WHAT NEEDS TO BE DONE: Give only the number of lines in the records that include the string "sensor".

=== INPUT RECORDS ===

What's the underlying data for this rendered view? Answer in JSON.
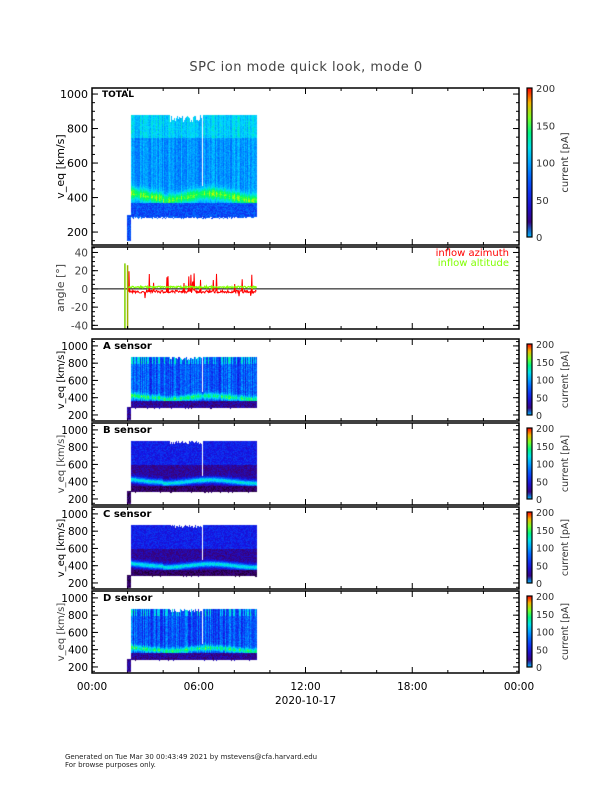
{
  "title": "SPC ion mode quick look, mode 0",
  "footer": {
    "line1": "Generated on Tue Mar 30 00:43:49 2021 by mstevens@cfa.harvard.edu",
    "line2": "For browse purposes only."
  },
  "chart_data": [
    {
      "type": "heatmap",
      "panel_label": "TOTAL",
      "ylabel": "v_eq [km/s]",
      "yticks": [
        "200",
        "400",
        "600",
        "800",
        "1000"
      ],
      "ylim": [
        125,
        1035
      ],
      "colorbar": {
        "label": "current [pA]",
        "ticks": [
          "0",
          "50",
          "100",
          "150",
          "200"
        ],
        "range": [
          0,
          200
        ]
      },
      "data_extent": {
        "time": [
          "01:55",
          "09:15"
        ],
        "velocity": [
          280,
          880
        ]
      },
      "beam_velocity": 420
    },
    {
      "type": "line",
      "ylabel": "angle [°]",
      "yticks": [
        "-40",
        "-20",
        "0",
        "20",
        "40"
      ],
      "ylim": [
        -44,
        46
      ],
      "series": [
        {
          "name": "inflow azimuth",
          "color": "#ff0000",
          "typical": -3
        },
        {
          "name": "inflow altitude",
          "color": "#80ff00",
          "typical": 2
        }
      ]
    },
    {
      "type": "heatmap",
      "panel_label": "A sensor",
      "ylabel": "v_eq [km/s]",
      "yticks": [
        "200",
        "400",
        "600",
        "800",
        "1000"
      ],
      "ylim": [
        130,
        1080
      ],
      "colorbar": {
        "label": "current [pA]",
        "ticks": [
          "0",
          "50",
          "100",
          "150",
          "200"
        ],
        "range": [
          0,
          200
        ]
      }
    },
    {
      "type": "heatmap",
      "panel_label": "B sensor",
      "ylabel": "v_eq [km/s]",
      "yticks": [
        "200",
        "400",
        "600",
        "800",
        "1000"
      ],
      "ylim": [
        130,
        1080
      ],
      "colorbar": {
        "label": "current [pA]",
        "ticks": [
          "0",
          "50",
          "100",
          "150",
          "200"
        ],
        "range": [
          0,
          200
        ]
      }
    },
    {
      "type": "heatmap",
      "panel_label": "C sensor",
      "ylabel": "v_eq [km/s]",
      "yticks": [
        "200",
        "400",
        "600",
        "800",
        "1000"
      ],
      "ylim": [
        130,
        1080
      ],
      "colorbar": {
        "label": "current [pA]",
        "ticks": [
          "0",
          "50",
          "100",
          "150",
          "200"
        ],
        "range": [
          0,
          200
        ]
      }
    },
    {
      "type": "heatmap",
      "panel_label": "D sensor",
      "ylabel": "v_eq [km/s]",
      "yticks": [
        "200",
        "400",
        "600",
        "800",
        "1000"
      ],
      "ylim": [
        130,
        1080
      ],
      "colorbar": {
        "label": "current [pA]",
        "ticks": [
          "0",
          "50",
          "100",
          "150",
          "200"
        ],
        "range": [
          0,
          200
        ]
      }
    }
  ],
  "xaxis": {
    "ticks": [
      "00:00",
      "06:00",
      "12:00",
      "18:00",
      "00:00"
    ],
    "hours": [
      0,
      6,
      12,
      18,
      24
    ],
    "date_label": "2020-10-17"
  }
}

===

FINAL RESULT: 4